Identify the lines that contain the word "Create" and copy each one.

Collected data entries
▬▬▬

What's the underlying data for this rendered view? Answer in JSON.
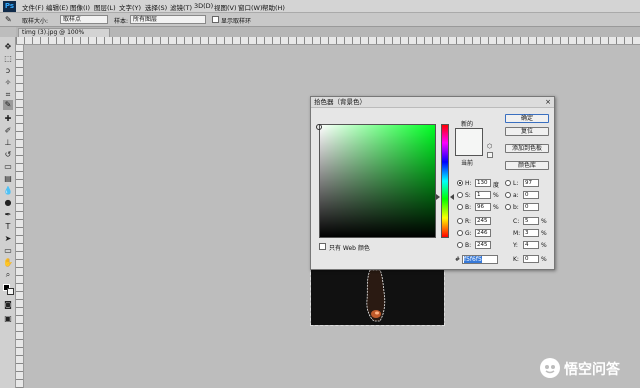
{
  "app": {
    "logo": "Ps"
  },
  "menu": [
    "文件(F)",
    "编辑(E)",
    "图像(I)",
    "图层(L)",
    "文字(Y)",
    "选择(S)",
    "滤镜(T)",
    "3D(D)",
    "视图(V)",
    "窗口(W)",
    "帮助(H)"
  ],
  "options": {
    "sample_size_label": "取样大小:",
    "sample_size_value": "取样点",
    "sample_label": "样本:",
    "sample_value": "所有图层",
    "show_ring_label": "显示取样环"
  },
  "document": {
    "tab_title": "timg (3).jpg @ 100%(RGB/8#) *",
    "tab_close": "×"
  },
  "dialog": {
    "title": "拾色器（背景色）",
    "close": "×",
    "new_label": "新的",
    "current_label": "当前",
    "buttons": {
      "ok": "确定",
      "reset": "复位",
      "add_swatch": "添加到色板",
      "color_library": "颜色库"
    },
    "web_only_label": "只有 Web 颜色",
    "fields": {
      "H": {
        "label": "H:",
        "value": "130",
        "unit": "度"
      },
      "S": {
        "label": "S:",
        "value": "1",
        "unit": "%"
      },
      "B": {
        "label": "B:",
        "value": "96",
        "unit": "%"
      },
      "R": {
        "label": "R:",
        "value": "245"
      },
      "G": {
        "label": "G:",
        "value": "246"
      },
      "Bb": {
        "label": "B:",
        "value": "245"
      },
      "L": {
        "label": "L:",
        "value": "97"
      },
      "a": {
        "label": "a:",
        "value": "0"
      },
      "b": {
        "label": "b:",
        "value": "0"
      },
      "C": {
        "label": "C:",
        "value": "5",
        "unit": "%"
      },
      "M": {
        "label": "M:",
        "value": "3",
        "unit": "%"
      },
      "Y": {
        "label": "Y:",
        "value": "4",
        "unit": "%"
      },
      "K": {
        "label": "K:",
        "value": "0",
        "unit": "%"
      }
    },
    "hex_label": "#",
    "hex_value": "f5f6f5",
    "colors": {
      "new": "#f5f6f5",
      "current": "#f5f6f5"
    }
  },
  "watermark": {
    "text": "悟空问答"
  }
}
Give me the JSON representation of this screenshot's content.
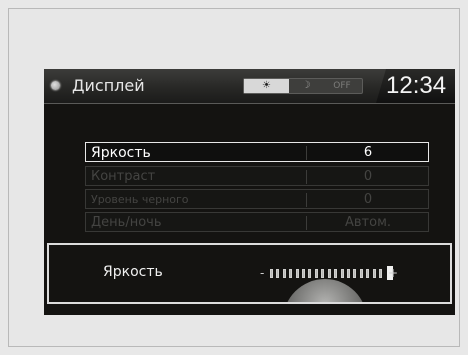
{
  "status_bar": {
    "title": "Дисплей",
    "mode_day": "☀",
    "mode_night": "☽",
    "mode_off": "OFF",
    "clock": "12:34"
  },
  "menu": [
    {
      "label": "Яркость",
      "value": "6"
    },
    {
      "label": "Контраст",
      "value": "0"
    },
    {
      "label": "Уровень черного",
      "value": "0"
    },
    {
      "label": "День/ночь",
      "value": "Автом."
    }
  ],
  "adjust": {
    "label": "Яркость",
    "minus": "-",
    "plus": "+",
    "level": 6,
    "min": -5,
    "max": 5
  },
  "colors": {
    "screen_bg": "#141311",
    "highlight_border": "#e8e8e8",
    "dim_text": "#444442"
  }
}
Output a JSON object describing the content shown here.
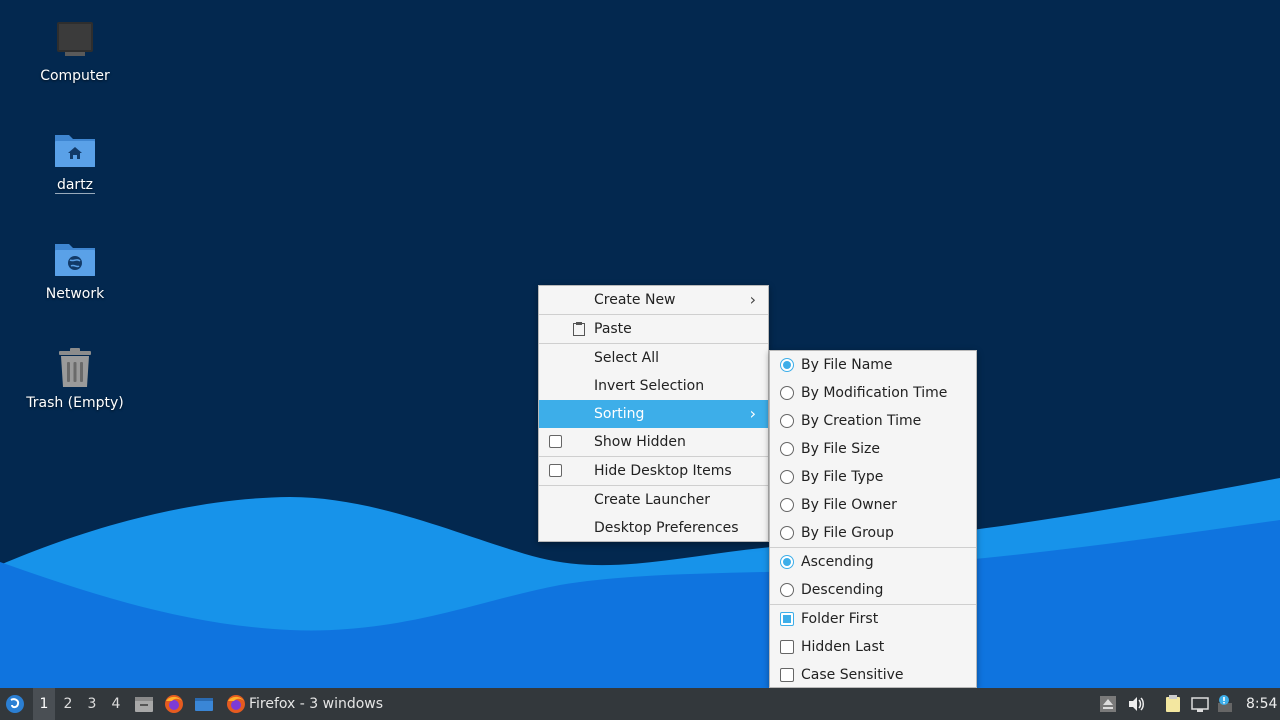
{
  "desktop": {
    "icons": [
      {
        "label": "Computer"
      },
      {
        "label": "dartz"
      },
      {
        "label": "Network"
      },
      {
        "label": "Trash (Empty)"
      }
    ]
  },
  "context_menu": {
    "items": [
      {
        "label": "Create New"
      },
      {
        "label": "Paste"
      },
      {
        "label": "Select All"
      },
      {
        "label": "Invert Selection"
      },
      {
        "label": "Sorting"
      },
      {
        "label": "Show Hidden"
      },
      {
        "label": "Hide Desktop Items"
      },
      {
        "label": "Create Launcher"
      },
      {
        "label": "Desktop Preferences"
      }
    ],
    "show_hidden_checked": false,
    "hide_desktop_items_checked": false
  },
  "sorting_menu": {
    "sort_by": [
      {
        "label": "By File Name",
        "selected": true
      },
      {
        "label": "By Modification Time",
        "selected": false
      },
      {
        "label": "By Creation Time",
        "selected": false
      },
      {
        "label": "By File Size",
        "selected": false
      },
      {
        "label": "By File Type",
        "selected": false
      },
      {
        "label": "By File Owner",
        "selected": false
      },
      {
        "label": "By File Group",
        "selected": false
      }
    ],
    "order": [
      {
        "label": "Ascending",
        "selected": true
      },
      {
        "label": "Descending",
        "selected": false
      }
    ],
    "options": [
      {
        "label": "Folder First",
        "checked": true
      },
      {
        "label": "Hidden Last",
        "checked": false
      },
      {
        "label": "Case Sensitive",
        "checked": false
      }
    ]
  },
  "taskbar": {
    "workspaces": [
      "1",
      "2",
      "3",
      "4"
    ],
    "active_workspace": "1",
    "task_label": "Firefox - 3 windows",
    "clock": "8:54"
  },
  "colors": {
    "accent": "#3daee9",
    "desktop_bg": "#03284f",
    "taskbar_bg": "#33383c"
  }
}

▬▬▬

Exercise answer:
        "label": "Create New"
        "label": "Create Launcher"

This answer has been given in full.